## The request
Gather up every line from the entries below that uses the word "EVENTS".

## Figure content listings
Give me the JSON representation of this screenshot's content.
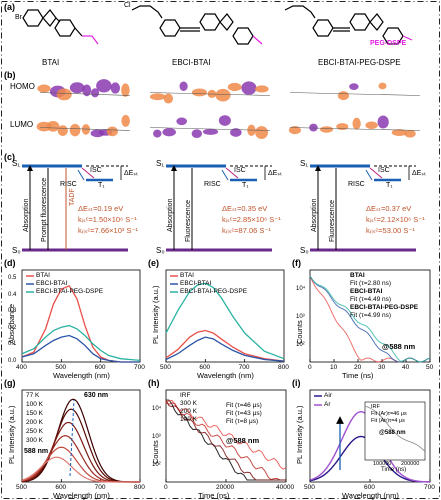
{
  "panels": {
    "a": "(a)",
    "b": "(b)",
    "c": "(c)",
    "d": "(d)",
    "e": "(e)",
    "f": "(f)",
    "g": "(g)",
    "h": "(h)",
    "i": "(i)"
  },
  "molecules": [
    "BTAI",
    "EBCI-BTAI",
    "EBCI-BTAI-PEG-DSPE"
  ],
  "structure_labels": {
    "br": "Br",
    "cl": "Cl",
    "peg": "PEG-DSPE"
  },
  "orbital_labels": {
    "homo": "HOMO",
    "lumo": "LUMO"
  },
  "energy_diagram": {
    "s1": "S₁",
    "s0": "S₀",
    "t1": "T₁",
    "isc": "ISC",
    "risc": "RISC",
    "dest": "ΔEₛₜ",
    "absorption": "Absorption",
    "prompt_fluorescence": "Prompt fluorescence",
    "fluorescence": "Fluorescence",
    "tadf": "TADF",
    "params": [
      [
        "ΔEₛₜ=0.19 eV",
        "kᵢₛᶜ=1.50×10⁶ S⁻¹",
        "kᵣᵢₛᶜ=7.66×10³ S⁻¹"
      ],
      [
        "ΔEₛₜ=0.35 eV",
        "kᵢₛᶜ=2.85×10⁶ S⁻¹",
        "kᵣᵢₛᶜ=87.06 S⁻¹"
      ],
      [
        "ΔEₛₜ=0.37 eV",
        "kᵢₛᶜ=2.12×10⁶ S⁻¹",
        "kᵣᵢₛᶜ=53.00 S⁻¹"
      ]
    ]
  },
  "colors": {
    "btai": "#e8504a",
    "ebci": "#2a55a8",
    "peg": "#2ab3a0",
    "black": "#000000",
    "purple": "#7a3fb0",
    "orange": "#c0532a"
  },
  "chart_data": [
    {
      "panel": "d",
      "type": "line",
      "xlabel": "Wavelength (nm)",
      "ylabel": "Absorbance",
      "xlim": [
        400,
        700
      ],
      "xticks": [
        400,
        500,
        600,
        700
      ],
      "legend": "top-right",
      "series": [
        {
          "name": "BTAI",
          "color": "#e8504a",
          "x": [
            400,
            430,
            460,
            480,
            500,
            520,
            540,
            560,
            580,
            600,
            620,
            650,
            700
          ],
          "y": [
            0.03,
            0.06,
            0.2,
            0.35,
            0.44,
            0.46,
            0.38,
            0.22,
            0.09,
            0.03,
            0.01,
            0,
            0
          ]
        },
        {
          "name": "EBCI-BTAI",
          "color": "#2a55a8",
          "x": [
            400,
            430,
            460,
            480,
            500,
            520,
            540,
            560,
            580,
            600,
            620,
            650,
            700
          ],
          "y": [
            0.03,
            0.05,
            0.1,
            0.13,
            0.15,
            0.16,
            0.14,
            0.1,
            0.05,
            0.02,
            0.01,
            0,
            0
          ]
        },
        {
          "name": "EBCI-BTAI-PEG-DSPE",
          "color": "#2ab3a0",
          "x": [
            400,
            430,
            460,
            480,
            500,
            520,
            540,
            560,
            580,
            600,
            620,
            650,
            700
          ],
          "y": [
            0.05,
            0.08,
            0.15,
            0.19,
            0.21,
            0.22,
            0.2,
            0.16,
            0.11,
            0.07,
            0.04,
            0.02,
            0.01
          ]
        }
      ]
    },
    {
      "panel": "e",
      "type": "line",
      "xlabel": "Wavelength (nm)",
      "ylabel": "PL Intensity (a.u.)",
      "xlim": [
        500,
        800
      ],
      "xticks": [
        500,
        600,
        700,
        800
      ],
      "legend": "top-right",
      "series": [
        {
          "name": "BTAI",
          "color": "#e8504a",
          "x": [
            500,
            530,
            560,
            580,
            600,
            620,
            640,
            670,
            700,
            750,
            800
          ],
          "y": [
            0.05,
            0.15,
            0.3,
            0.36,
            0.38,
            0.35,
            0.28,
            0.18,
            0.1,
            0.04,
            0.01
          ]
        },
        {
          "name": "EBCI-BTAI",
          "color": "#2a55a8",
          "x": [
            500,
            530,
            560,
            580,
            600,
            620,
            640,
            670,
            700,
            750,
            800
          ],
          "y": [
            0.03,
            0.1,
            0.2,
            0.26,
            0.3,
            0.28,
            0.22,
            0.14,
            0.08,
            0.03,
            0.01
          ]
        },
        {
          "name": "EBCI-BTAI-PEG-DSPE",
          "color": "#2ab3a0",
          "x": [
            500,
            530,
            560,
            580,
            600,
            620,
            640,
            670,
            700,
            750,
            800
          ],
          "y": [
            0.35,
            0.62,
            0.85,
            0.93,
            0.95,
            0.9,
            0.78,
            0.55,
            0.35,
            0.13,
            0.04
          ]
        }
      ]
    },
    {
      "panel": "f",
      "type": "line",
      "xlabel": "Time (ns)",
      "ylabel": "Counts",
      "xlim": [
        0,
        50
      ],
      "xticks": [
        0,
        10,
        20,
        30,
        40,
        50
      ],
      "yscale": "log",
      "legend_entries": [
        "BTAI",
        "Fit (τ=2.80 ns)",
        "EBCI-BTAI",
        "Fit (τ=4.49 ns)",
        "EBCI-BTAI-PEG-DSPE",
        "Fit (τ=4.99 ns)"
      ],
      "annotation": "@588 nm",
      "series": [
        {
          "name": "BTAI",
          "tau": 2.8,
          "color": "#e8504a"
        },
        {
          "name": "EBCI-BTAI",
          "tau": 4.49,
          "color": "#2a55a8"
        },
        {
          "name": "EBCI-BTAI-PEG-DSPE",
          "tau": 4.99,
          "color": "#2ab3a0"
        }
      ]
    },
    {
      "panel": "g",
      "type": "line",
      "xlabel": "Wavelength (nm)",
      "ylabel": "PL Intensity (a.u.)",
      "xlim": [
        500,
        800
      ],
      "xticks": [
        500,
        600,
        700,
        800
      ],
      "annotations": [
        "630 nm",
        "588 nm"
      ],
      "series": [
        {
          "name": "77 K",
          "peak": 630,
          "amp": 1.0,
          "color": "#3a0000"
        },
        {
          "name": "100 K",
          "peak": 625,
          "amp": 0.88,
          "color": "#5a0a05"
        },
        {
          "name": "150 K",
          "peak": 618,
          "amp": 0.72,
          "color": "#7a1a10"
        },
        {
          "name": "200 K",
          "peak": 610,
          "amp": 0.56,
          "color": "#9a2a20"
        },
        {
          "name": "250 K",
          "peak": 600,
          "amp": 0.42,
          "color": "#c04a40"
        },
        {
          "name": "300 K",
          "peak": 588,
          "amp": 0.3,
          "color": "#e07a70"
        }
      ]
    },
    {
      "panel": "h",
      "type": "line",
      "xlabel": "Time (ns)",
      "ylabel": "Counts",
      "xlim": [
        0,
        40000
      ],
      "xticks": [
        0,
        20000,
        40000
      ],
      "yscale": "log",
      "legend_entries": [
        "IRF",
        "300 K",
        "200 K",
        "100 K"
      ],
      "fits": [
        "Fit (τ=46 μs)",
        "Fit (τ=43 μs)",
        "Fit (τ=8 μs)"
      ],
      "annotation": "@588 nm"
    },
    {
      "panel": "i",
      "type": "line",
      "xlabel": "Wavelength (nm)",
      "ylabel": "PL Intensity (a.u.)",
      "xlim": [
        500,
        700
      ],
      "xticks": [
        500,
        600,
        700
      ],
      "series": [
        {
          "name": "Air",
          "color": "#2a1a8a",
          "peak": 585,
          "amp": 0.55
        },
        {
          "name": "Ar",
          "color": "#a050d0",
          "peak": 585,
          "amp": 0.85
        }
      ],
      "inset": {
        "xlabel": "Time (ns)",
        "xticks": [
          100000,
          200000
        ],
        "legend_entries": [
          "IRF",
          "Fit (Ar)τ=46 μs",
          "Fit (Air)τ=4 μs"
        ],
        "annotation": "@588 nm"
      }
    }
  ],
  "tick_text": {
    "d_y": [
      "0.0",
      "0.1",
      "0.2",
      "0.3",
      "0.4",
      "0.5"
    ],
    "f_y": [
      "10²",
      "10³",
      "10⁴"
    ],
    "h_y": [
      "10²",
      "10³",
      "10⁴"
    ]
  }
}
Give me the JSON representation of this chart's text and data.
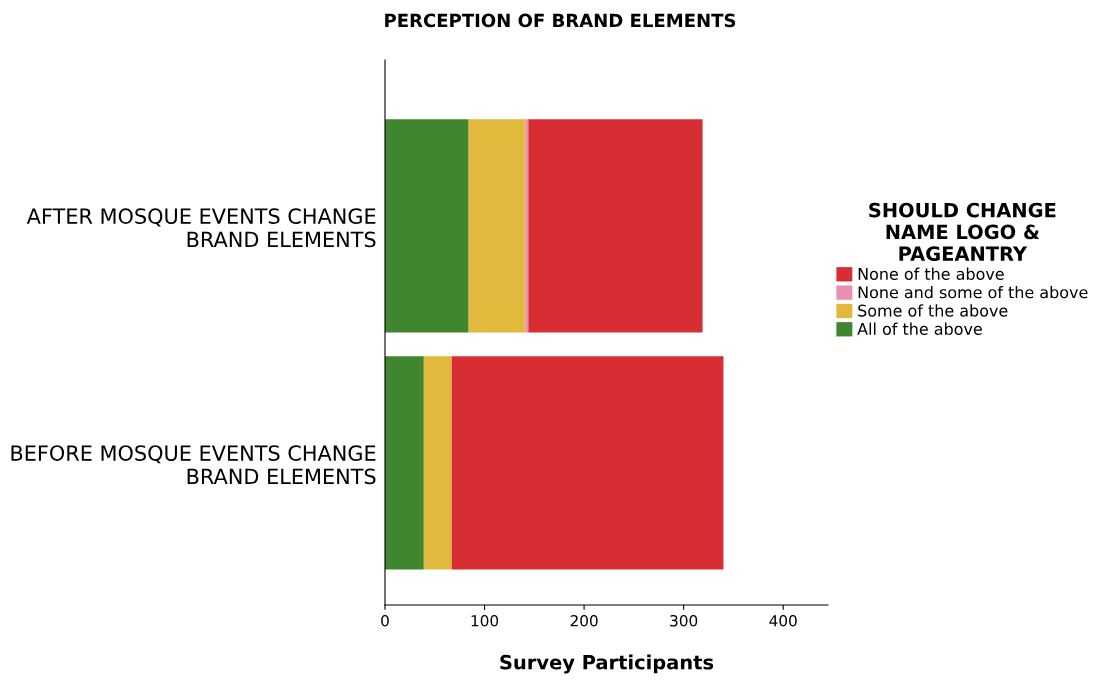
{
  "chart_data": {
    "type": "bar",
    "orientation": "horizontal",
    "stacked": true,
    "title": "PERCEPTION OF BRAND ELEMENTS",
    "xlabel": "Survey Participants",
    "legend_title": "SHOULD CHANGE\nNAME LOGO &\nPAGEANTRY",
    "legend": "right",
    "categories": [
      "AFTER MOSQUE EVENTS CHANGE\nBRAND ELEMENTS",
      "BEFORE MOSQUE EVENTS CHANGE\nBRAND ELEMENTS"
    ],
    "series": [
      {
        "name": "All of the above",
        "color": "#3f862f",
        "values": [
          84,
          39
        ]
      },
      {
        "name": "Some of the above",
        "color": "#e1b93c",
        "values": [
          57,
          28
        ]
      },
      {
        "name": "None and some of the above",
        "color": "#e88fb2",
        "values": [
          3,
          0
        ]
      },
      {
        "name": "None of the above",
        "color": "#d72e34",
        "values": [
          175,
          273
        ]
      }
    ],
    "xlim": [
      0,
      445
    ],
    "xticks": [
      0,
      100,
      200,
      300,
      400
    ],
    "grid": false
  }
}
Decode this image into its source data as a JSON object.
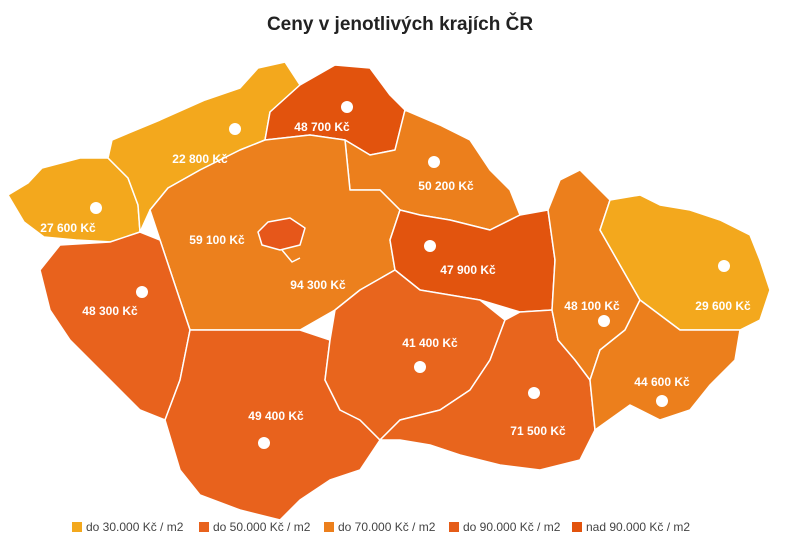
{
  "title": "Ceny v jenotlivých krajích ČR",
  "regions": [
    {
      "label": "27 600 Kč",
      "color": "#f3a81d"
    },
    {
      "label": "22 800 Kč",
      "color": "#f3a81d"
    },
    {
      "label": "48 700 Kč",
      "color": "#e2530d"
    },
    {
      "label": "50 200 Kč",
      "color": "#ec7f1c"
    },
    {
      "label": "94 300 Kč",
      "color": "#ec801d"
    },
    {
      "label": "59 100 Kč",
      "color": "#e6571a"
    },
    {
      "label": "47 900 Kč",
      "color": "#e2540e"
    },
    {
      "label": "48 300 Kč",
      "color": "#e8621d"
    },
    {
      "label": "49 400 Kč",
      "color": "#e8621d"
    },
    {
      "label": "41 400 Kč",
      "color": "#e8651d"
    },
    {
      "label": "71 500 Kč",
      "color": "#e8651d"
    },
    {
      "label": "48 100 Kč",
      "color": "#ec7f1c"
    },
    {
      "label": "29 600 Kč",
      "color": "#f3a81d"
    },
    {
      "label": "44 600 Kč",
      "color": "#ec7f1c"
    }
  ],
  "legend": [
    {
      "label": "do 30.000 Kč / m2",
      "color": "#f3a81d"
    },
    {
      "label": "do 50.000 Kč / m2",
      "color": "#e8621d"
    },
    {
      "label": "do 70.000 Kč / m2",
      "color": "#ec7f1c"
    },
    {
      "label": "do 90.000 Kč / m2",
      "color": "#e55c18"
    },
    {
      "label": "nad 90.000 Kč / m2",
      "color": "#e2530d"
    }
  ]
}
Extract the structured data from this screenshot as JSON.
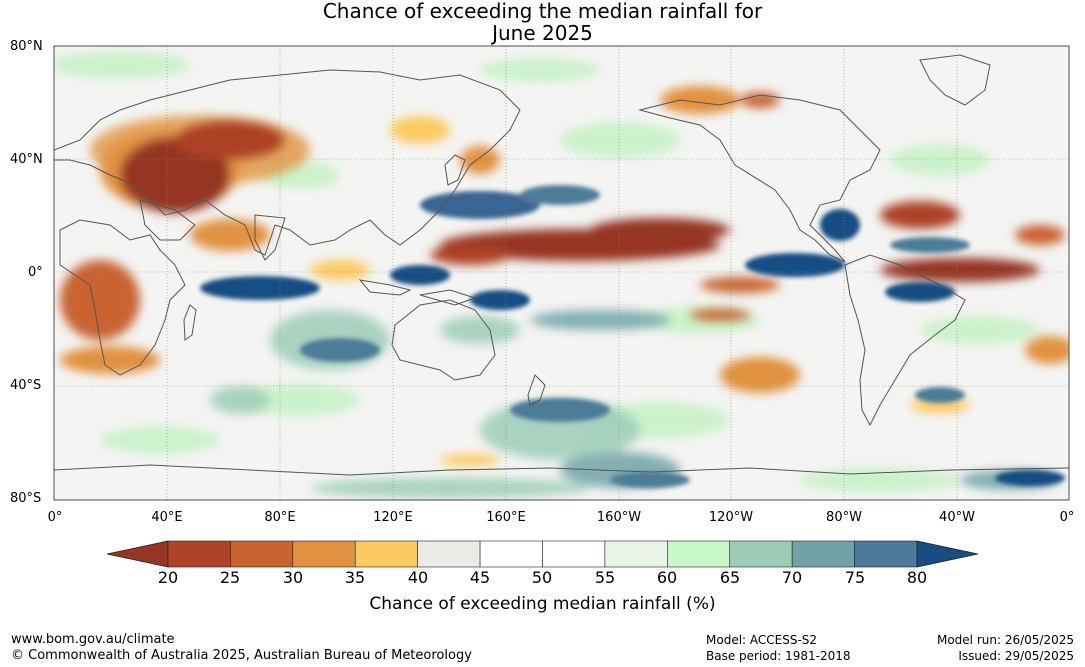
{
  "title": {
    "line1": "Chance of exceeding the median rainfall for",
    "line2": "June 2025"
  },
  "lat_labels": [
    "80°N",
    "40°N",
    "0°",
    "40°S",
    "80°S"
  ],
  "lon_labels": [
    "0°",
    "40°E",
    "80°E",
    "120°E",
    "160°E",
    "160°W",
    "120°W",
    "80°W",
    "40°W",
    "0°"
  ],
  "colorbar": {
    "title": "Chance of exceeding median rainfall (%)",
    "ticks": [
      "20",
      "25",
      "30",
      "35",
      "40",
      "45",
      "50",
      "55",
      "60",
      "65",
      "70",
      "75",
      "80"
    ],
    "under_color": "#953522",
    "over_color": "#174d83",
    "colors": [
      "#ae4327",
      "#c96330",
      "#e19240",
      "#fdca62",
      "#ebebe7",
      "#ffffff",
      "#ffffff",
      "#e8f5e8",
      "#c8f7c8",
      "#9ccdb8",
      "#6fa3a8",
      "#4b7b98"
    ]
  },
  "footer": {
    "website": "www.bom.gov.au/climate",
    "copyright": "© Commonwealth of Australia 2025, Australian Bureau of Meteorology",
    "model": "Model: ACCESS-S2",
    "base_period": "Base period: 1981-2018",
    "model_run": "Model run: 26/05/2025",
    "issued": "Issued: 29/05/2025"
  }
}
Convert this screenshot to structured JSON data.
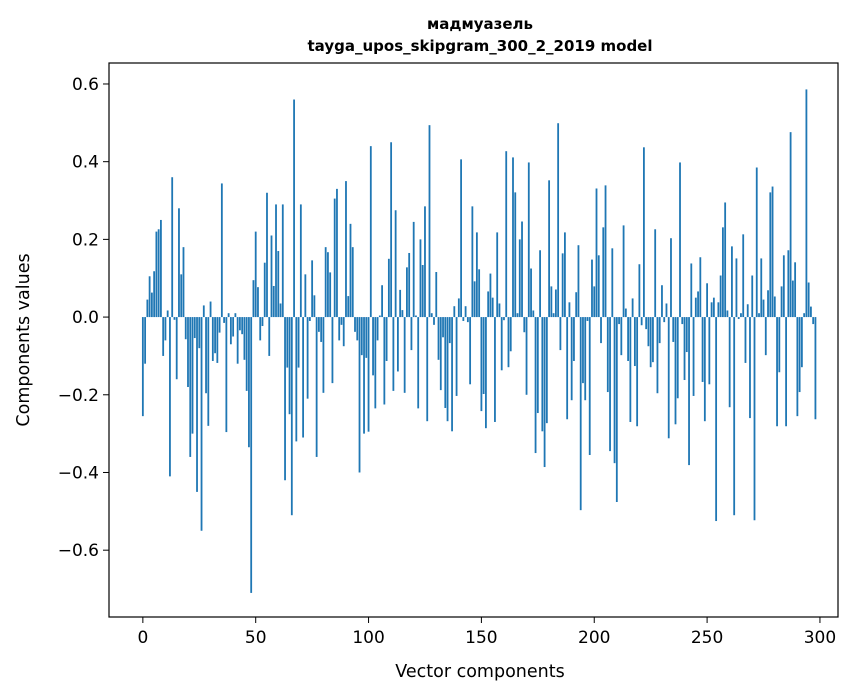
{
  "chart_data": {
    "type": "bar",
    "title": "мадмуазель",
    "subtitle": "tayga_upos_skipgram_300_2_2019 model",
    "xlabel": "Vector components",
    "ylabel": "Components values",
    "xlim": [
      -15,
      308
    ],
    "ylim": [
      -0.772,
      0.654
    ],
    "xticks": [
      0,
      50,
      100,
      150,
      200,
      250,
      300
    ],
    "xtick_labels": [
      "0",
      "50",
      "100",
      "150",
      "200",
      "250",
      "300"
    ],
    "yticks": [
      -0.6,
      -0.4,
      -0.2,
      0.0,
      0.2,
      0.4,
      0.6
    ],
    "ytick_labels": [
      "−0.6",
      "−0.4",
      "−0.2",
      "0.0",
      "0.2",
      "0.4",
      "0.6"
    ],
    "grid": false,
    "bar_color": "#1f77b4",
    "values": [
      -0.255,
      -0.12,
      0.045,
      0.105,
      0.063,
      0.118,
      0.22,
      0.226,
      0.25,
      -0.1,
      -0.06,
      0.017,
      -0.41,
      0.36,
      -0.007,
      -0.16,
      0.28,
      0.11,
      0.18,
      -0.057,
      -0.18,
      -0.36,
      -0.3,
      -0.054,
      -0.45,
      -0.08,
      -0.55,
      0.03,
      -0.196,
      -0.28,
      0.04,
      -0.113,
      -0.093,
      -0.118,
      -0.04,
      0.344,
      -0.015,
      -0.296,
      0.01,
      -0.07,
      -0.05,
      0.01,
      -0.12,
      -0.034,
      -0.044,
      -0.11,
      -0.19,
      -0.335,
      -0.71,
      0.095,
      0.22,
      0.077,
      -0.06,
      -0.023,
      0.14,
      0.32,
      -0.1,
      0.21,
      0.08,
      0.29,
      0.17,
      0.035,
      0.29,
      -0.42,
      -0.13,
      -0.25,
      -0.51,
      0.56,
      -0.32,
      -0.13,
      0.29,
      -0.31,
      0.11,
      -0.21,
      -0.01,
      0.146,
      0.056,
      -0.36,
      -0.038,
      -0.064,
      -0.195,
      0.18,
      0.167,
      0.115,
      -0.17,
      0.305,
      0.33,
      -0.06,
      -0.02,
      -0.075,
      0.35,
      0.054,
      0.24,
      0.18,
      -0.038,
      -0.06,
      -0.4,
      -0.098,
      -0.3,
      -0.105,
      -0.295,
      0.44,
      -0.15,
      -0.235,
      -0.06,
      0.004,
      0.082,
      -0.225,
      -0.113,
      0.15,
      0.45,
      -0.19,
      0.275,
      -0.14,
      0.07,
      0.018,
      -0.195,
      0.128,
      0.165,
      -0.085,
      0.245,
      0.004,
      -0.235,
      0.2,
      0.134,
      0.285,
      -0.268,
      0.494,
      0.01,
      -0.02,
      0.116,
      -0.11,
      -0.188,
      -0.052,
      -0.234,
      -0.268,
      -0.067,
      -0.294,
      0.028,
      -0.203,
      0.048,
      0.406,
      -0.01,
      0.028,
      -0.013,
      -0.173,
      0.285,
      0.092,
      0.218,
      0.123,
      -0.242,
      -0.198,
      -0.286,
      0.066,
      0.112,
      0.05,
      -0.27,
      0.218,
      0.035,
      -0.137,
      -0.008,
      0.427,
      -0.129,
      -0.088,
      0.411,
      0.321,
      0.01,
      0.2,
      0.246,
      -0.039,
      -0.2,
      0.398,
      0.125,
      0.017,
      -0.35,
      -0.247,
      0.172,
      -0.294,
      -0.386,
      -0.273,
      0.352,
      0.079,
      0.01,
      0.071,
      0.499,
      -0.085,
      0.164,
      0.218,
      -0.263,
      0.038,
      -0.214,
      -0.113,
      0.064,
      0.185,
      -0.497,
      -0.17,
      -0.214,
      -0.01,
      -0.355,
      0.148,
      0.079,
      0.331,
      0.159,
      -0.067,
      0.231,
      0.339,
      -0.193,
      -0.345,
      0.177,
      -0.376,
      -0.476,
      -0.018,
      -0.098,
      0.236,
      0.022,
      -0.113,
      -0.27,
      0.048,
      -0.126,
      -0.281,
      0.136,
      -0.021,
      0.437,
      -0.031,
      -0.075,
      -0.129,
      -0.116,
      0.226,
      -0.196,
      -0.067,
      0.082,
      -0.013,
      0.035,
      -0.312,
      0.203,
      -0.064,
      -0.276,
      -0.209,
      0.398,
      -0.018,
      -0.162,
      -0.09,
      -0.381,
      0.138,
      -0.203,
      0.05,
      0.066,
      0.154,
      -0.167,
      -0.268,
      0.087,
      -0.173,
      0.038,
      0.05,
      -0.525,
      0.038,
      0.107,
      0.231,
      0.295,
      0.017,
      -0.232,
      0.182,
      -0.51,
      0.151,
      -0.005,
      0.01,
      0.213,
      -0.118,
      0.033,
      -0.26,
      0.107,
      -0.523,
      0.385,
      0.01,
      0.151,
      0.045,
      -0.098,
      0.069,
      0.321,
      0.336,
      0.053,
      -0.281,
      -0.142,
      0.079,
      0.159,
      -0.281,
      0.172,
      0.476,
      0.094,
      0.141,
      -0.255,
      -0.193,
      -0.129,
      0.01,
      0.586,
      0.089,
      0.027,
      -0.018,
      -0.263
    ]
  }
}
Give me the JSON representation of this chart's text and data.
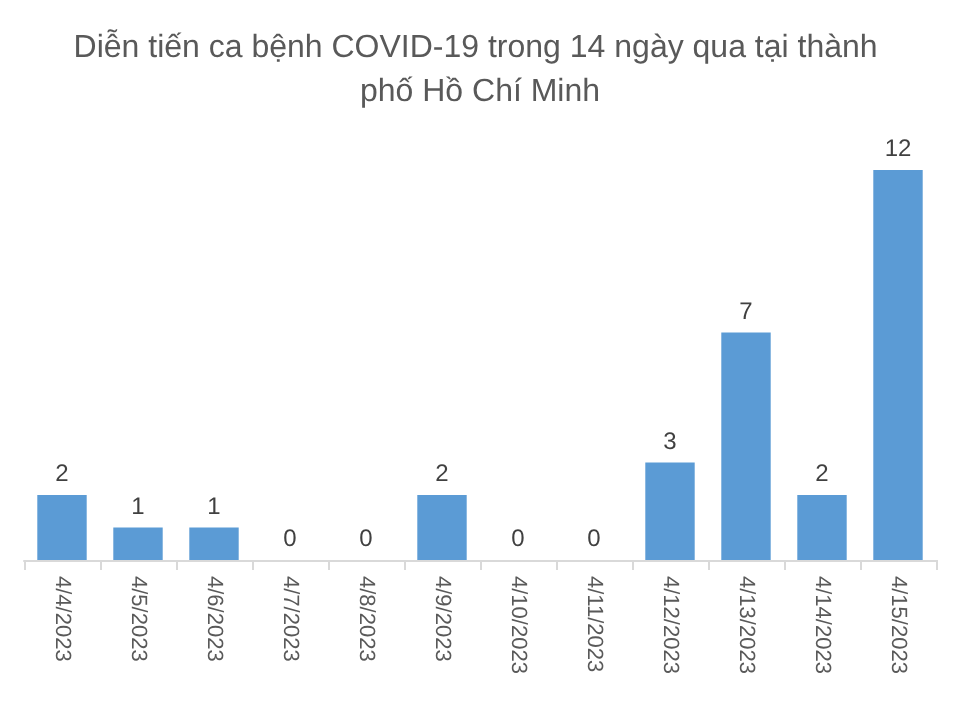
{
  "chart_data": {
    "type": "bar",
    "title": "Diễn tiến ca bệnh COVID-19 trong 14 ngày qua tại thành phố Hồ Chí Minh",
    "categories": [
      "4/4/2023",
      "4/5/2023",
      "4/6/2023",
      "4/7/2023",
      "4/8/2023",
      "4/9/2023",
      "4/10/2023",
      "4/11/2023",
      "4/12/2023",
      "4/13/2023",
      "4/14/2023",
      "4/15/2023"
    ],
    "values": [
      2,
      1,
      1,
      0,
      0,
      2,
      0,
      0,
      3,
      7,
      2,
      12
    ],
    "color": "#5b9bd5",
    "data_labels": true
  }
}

## Answer to the problem
      "AFTER MOSQUE EVENTS CHANGE\nBRAND ELEMENTS",
      "BEFORE MOSQUE EVENTS CHANGE\nBRAND ELEMENTS"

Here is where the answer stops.